> [What you need to do]
Return each line holding the string "WesternRly".

— begin —

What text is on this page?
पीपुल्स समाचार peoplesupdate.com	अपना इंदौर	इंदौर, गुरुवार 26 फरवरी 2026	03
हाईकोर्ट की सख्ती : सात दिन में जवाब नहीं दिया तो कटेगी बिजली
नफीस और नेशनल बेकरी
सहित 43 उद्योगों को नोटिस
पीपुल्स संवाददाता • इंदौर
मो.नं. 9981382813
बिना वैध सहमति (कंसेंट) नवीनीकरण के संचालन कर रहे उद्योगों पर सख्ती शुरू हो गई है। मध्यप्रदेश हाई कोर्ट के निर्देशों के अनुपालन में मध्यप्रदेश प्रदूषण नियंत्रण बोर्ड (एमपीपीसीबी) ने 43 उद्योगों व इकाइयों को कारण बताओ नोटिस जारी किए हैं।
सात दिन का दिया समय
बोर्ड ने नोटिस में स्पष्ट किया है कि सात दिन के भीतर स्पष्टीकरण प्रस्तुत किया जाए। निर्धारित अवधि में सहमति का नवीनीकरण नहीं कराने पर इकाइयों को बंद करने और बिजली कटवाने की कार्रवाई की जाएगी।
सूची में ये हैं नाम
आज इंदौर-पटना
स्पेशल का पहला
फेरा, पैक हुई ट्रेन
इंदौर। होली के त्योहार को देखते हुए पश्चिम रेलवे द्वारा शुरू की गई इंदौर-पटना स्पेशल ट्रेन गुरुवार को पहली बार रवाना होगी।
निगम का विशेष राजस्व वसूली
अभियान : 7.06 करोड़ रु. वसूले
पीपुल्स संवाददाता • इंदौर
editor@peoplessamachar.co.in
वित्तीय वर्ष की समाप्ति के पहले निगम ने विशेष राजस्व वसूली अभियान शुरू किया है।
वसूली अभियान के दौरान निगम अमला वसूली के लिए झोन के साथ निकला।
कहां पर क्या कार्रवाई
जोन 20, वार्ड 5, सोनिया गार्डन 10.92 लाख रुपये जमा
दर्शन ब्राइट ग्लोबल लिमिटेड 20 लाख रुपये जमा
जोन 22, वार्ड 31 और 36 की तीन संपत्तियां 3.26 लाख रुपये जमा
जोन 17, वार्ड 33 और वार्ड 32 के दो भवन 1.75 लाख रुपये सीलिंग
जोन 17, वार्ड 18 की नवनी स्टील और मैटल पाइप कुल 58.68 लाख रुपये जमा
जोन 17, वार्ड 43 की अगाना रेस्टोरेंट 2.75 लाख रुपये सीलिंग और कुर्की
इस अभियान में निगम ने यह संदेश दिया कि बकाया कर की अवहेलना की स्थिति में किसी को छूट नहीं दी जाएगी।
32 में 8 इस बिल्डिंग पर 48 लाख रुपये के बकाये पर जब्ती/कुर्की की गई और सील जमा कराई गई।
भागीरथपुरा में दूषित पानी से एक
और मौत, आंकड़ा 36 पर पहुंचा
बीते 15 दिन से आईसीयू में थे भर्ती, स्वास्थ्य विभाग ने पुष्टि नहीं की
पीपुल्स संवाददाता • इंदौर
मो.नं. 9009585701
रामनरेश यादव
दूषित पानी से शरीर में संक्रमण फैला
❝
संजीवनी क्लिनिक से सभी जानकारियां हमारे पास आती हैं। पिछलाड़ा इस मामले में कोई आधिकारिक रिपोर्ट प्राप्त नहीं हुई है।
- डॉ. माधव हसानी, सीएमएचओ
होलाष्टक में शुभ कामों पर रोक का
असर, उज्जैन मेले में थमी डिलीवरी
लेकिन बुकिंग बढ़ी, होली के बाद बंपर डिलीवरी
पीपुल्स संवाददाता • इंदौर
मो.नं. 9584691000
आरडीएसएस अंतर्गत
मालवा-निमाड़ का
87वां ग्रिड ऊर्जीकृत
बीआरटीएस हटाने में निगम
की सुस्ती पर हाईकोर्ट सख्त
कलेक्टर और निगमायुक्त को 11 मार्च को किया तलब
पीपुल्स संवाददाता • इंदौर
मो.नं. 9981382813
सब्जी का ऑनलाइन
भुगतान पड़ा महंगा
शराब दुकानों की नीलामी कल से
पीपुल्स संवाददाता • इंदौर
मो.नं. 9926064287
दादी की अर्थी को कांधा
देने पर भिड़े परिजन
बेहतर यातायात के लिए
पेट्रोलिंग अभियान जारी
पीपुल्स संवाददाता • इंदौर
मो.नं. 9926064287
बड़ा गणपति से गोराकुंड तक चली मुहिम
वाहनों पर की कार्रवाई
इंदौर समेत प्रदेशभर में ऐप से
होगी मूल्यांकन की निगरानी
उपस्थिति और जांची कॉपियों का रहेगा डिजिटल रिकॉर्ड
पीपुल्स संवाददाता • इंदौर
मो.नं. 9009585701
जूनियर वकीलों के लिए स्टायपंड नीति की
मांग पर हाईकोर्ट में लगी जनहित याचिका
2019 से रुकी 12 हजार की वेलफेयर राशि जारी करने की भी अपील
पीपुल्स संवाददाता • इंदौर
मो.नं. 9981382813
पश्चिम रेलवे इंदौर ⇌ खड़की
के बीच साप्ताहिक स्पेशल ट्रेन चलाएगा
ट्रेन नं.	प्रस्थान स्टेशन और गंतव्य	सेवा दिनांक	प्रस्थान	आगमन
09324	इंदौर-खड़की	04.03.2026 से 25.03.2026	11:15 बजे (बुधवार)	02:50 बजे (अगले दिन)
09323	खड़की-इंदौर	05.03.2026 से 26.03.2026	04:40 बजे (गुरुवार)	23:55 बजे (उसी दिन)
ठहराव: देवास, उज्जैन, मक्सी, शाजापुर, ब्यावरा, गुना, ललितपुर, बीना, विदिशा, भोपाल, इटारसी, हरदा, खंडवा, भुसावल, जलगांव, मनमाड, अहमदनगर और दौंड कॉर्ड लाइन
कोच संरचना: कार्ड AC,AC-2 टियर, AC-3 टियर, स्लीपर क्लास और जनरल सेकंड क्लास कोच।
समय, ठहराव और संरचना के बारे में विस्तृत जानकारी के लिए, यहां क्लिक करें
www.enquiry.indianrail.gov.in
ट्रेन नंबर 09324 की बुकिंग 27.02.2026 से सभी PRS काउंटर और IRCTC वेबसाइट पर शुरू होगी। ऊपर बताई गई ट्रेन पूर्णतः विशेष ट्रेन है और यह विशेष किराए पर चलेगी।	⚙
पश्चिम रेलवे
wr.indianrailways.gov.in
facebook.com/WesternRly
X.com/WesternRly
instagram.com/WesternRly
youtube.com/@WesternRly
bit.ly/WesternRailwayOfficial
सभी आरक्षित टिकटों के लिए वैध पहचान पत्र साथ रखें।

— end —

> [Output below]
facebook.com/WesternRly
X.com/WesternRly
instagram.com/WesternRly
youtube.com/@WesternRly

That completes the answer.